**TASK TO CARRY OUT:**
Copy each line of the records that holds the string "technische".

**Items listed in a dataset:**
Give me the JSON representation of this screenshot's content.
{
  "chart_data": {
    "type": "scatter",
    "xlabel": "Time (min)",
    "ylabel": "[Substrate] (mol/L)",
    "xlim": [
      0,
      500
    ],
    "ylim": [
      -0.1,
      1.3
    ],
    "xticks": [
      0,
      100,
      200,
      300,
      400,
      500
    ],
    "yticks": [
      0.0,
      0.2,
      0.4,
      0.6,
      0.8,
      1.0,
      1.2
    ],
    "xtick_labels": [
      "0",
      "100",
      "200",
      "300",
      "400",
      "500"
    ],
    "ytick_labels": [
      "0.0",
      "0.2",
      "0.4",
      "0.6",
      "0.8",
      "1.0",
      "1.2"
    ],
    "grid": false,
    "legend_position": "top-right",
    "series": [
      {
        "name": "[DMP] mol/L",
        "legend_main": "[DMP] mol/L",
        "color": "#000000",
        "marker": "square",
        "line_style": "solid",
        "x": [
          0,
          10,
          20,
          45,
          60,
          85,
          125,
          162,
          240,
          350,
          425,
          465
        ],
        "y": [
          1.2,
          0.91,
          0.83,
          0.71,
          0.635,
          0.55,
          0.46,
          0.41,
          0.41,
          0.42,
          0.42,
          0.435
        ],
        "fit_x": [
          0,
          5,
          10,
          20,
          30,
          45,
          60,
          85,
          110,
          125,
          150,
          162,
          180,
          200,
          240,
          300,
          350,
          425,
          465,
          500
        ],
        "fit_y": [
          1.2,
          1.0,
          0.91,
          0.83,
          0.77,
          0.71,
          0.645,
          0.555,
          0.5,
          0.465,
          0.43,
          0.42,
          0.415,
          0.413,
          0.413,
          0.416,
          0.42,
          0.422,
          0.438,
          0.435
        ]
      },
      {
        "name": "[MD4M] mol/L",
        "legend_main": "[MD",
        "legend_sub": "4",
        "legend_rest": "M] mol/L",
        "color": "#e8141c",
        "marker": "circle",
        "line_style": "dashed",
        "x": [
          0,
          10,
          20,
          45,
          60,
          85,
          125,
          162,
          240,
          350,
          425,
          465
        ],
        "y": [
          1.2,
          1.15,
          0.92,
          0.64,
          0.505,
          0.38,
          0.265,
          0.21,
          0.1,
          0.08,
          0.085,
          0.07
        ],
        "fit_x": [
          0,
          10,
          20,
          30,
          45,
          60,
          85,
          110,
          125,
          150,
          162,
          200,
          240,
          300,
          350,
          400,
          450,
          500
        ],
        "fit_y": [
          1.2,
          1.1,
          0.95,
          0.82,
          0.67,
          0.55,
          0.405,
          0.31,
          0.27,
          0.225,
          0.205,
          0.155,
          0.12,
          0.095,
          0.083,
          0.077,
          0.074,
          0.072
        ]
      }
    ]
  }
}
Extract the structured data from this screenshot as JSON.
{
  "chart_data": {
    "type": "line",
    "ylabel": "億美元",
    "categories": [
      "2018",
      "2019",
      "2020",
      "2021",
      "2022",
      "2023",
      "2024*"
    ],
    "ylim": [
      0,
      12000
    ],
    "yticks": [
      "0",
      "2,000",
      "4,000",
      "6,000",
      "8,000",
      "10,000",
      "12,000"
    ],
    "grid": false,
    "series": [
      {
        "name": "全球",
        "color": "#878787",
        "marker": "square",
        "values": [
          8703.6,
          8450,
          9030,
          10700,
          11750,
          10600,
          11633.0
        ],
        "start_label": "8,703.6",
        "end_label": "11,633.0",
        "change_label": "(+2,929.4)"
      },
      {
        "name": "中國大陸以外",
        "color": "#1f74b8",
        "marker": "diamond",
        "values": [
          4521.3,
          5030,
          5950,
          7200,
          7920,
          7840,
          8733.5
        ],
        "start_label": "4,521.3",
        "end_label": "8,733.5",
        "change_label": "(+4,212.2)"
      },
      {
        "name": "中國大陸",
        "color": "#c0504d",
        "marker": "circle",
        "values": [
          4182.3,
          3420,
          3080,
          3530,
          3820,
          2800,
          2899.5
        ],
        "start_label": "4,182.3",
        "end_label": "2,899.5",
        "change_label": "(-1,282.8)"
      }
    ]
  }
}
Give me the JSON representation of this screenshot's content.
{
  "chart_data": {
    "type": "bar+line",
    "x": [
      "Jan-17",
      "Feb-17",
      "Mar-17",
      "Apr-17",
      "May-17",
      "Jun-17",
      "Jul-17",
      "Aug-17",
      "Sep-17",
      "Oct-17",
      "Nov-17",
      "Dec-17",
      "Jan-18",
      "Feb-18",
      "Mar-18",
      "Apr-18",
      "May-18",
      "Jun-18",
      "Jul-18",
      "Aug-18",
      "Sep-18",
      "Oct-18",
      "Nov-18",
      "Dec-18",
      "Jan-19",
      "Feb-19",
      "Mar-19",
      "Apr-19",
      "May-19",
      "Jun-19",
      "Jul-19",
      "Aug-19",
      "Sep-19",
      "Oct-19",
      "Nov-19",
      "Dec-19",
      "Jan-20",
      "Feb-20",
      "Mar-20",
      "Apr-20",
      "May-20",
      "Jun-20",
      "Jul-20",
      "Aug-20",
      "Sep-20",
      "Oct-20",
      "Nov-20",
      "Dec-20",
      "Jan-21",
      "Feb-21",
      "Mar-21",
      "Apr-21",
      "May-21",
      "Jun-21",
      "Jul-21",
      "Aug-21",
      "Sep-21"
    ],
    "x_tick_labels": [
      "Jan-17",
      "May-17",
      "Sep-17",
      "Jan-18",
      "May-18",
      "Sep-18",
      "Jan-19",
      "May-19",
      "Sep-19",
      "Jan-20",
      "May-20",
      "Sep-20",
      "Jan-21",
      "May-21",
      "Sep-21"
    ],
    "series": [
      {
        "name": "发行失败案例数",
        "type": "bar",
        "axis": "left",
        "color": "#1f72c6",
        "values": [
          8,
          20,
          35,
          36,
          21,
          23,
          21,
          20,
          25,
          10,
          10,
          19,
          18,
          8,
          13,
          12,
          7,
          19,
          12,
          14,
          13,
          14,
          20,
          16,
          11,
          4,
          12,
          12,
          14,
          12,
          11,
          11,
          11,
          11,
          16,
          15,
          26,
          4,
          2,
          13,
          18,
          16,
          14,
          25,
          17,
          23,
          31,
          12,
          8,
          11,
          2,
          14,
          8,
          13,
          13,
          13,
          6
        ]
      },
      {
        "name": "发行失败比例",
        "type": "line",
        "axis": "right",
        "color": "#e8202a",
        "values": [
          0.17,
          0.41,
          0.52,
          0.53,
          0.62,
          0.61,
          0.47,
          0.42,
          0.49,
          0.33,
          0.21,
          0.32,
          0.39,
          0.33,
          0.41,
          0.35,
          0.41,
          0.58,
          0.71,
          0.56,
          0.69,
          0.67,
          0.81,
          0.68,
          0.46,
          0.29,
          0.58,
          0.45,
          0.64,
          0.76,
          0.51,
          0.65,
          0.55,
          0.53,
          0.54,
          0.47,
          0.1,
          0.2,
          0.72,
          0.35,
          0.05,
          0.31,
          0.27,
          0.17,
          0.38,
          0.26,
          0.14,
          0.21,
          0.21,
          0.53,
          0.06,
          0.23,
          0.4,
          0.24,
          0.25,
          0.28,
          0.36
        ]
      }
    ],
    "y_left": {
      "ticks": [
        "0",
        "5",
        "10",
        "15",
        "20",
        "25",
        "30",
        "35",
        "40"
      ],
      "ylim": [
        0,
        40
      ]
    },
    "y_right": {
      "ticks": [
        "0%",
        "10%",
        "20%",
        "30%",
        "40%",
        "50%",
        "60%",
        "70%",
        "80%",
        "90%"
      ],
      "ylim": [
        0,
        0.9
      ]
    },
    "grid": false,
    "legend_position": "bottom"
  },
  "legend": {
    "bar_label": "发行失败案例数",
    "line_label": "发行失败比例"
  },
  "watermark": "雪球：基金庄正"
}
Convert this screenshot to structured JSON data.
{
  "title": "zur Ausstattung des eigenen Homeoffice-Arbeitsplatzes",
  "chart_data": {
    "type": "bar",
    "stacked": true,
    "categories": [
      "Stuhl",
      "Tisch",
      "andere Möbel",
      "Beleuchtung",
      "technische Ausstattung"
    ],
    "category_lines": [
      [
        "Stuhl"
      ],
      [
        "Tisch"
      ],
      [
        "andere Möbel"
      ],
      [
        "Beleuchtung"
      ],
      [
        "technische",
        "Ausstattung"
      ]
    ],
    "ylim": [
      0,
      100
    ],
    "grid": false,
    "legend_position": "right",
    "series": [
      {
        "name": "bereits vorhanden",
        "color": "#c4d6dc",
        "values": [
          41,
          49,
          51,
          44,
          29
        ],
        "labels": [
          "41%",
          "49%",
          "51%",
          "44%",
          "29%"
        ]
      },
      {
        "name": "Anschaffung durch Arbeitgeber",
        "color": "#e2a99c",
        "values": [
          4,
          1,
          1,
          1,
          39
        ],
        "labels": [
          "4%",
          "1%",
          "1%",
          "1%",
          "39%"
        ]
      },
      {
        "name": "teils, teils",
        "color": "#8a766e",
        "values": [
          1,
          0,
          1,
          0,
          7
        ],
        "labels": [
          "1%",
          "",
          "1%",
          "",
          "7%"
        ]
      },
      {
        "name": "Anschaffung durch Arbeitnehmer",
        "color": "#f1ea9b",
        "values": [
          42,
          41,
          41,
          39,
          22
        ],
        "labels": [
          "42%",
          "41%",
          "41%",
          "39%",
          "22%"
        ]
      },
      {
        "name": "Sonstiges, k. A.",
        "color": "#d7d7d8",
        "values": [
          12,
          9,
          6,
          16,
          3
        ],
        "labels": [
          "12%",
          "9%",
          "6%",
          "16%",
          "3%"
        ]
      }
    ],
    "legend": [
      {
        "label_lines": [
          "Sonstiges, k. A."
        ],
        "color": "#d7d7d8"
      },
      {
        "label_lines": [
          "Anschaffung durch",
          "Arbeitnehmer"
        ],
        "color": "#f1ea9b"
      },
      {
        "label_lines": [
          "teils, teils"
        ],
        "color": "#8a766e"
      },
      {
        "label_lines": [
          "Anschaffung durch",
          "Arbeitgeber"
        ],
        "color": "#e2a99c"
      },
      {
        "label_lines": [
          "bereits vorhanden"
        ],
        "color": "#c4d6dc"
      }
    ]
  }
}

**RESULT BELOW:**
      "technische Ausstattung"
        "technische",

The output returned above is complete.